TASK OBJECTIVE ▸ Leave out the pictures and transcribe the rest of the records exactly.

DATA SECTION ▸

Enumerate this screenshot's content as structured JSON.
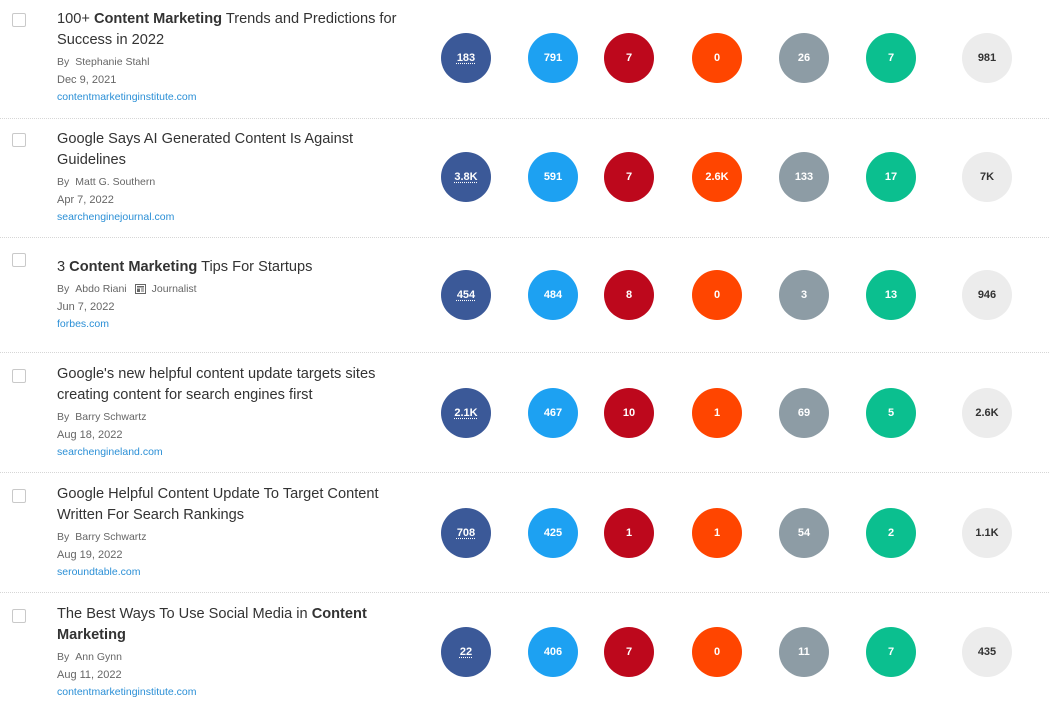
{
  "articles": [
    {
      "title_pre": "100+ ",
      "title_bold": "Content Marketing",
      "title_post": " Trends and Predictions for Success in 2022",
      "by": "By",
      "author": "Stephanie Stahl",
      "journalist": "",
      "date": "Dec 9, 2021",
      "domain": "contentmarketinginstitute.com",
      "metrics": {
        "facebook": "183",
        "twitter": "791",
        "pinterest": "7",
        "reddit": "0",
        "links": "26",
        "evergreen": "7",
        "total": "981"
      }
    },
    {
      "title_pre": "Google Says AI Generated Content Is Against Guidelines",
      "title_bold": "",
      "title_post": "",
      "by": "By",
      "author": "Matt G. Southern",
      "journalist": "",
      "date": "Apr 7, 2022",
      "domain": "searchenginejournal.com",
      "metrics": {
        "facebook": "3.8K",
        "twitter": "591",
        "pinterest": "7",
        "reddit": "2.6K",
        "links": "133",
        "evergreen": "17",
        "total": "7K"
      }
    },
    {
      "title_pre": "3 ",
      "title_bold": "Content Marketing",
      "title_post": " Tips For Startups",
      "by": "By",
      "author": "Abdo Riani",
      "journalist": "Journalist",
      "date": "Jun 7, 2022",
      "domain": "forbes.com",
      "metrics": {
        "facebook": "454",
        "twitter": "484",
        "pinterest": "8",
        "reddit": "0",
        "links": "3",
        "evergreen": "13",
        "total": "946"
      }
    },
    {
      "title_pre": "Google's new helpful content update targets sites creating content for search engines first",
      "title_bold": "",
      "title_post": "",
      "by": "By",
      "author": "Barry Schwartz",
      "journalist": "",
      "date": "Aug 18, 2022",
      "domain": "searchengineland.com",
      "metrics": {
        "facebook": "2.1K",
        "twitter": "467",
        "pinterest": "10",
        "reddit": "1",
        "links": "69",
        "evergreen": "5",
        "total": "2.6K"
      }
    },
    {
      "title_pre": "Google Helpful Content Update To Target Content Written For Search Rankings",
      "title_bold": "",
      "title_post": "",
      "by": "By",
      "author": "Barry Schwartz",
      "journalist": "",
      "date": "Aug 19, 2022",
      "domain": "seroundtable.com",
      "metrics": {
        "facebook": "708",
        "twitter": "425",
        "pinterest": "1",
        "reddit": "1",
        "links": "54",
        "evergreen": "2",
        "total": "1.1K"
      }
    },
    {
      "title_pre": "The Best Ways To Use Social Media in ",
      "title_bold": "Content Marketing",
      "title_post": "",
      "by": "By",
      "author": "Ann Gynn",
      "journalist": "",
      "date": "Aug 11, 2022",
      "domain": "contentmarketinginstitute.com",
      "metrics": {
        "facebook": "22",
        "twitter": "406",
        "pinterest": "7",
        "reddit": "0",
        "links": "11",
        "evergreen": "7",
        "total": "435"
      }
    }
  ],
  "colors": {
    "facebook": "#3b5998",
    "twitter": "#1da1f2",
    "pinterest": "#bd081c",
    "reddit": "#ff4500",
    "links": "#8d9ca5",
    "evergreen": "#0bbf8f",
    "total": "#ececec",
    "domain": "#2a8fd6"
  }
}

TASK RESULT ▸
Enumerate this screenshot's content as structured JSON.
{
  "articles": [
    {
      "title_pre": "100+ ",
      "title_bold": "Content Marketing",
      "title_post": " Trends and Predictions for Success in 2022",
      "by": "By",
      "author": "Stephanie Stahl",
      "journalist": "",
      "date": "Dec 9, 2021",
      "domain": "contentmarketinginstitute.com",
      "metrics": {
        "facebook": "183",
        "twitter": "791",
        "pinterest": "7",
        "reddit": "0",
        "links": "26",
        "evergreen": "7",
        "total": "981"
      }
    },
    {
      "title_pre": "Google Says AI Generated Content Is Against Guidelines",
      "title_bold": "",
      "title_post": "",
      "by": "By",
      "author": "Matt G. Southern",
      "journalist": "",
      "date": "Apr 7, 2022",
      "domain": "searchenginejournal.com",
      "metrics": {
        "facebook": "3.8K",
        "twitter": "591",
        "pinterest": "7",
        "reddit": "2.6K",
        "links": "133",
        "evergreen": "17",
        "total": "7K"
      }
    },
    {
      "title_pre": "3 ",
      "title_bold": "Content Marketing",
      "title_post": " Tips For Startups",
      "by": "By",
      "author": "Abdo Riani",
      "journalist": "Journalist",
      "date": "Jun 7, 2022",
      "domain": "forbes.com",
      "metrics": {
        "facebook": "454",
        "twitter": "484",
        "pinterest": "8",
        "reddit": "0",
        "links": "3",
        "evergreen": "13",
        "total": "946"
      }
    },
    {
      "title_pre": "Google's new helpful content update targets sites creating content for search engines first",
      "title_bold": "",
      "title_post": "",
      "by": "By",
      "author": "Barry Schwartz",
      "journalist": "",
      "date": "Aug 18, 2022",
      "domain": "searchengineland.com",
      "metrics": {
        "facebook": "2.1K",
        "twitter": "467",
        "pinterest": "10",
        "reddit": "1",
        "links": "69",
        "evergreen": "5",
        "total": "2.6K"
      }
    },
    {
      "title_pre": "Google Helpful Content Update To Target Content Written For Search Rankings",
      "title_bold": "",
      "title_post": "",
      "by": "By",
      "author": "Barry Schwartz",
      "journalist": "",
      "date": "Aug 19, 2022",
      "domain": "seroundtable.com",
      "metrics": {
        "facebook": "708",
        "twitter": "425",
        "pinterest": "1",
        "reddit": "1",
        "links": "54",
        "evergreen": "2",
        "total": "1.1K"
      }
    },
    {
      "title_pre": "The Best Ways To Use Social Media in ",
      "title_bold": "Content Marketing",
      "title_post": "",
      "by": "By",
      "author": "Ann Gynn",
      "journalist": "",
      "date": "Aug 11, 2022",
      "domain": "contentmarketinginstitute.com",
      "metrics": {
        "facebook": "22",
        "twitter": "406",
        "pinterest": "7",
        "reddit": "0",
        "links": "11",
        "evergreen": "7",
        "total": "435"
      }
    }
  ],
  "colors": {
    "facebook": "#3b5998",
    "twitter": "#1da1f2",
    "pinterest": "#bd081c",
    "reddit": "#ff4500",
    "links": "#8d9ca5",
    "evergreen": "#0bbf8f",
    "total": "#ececec",
    "domain": "#2a8fd6"
  }
}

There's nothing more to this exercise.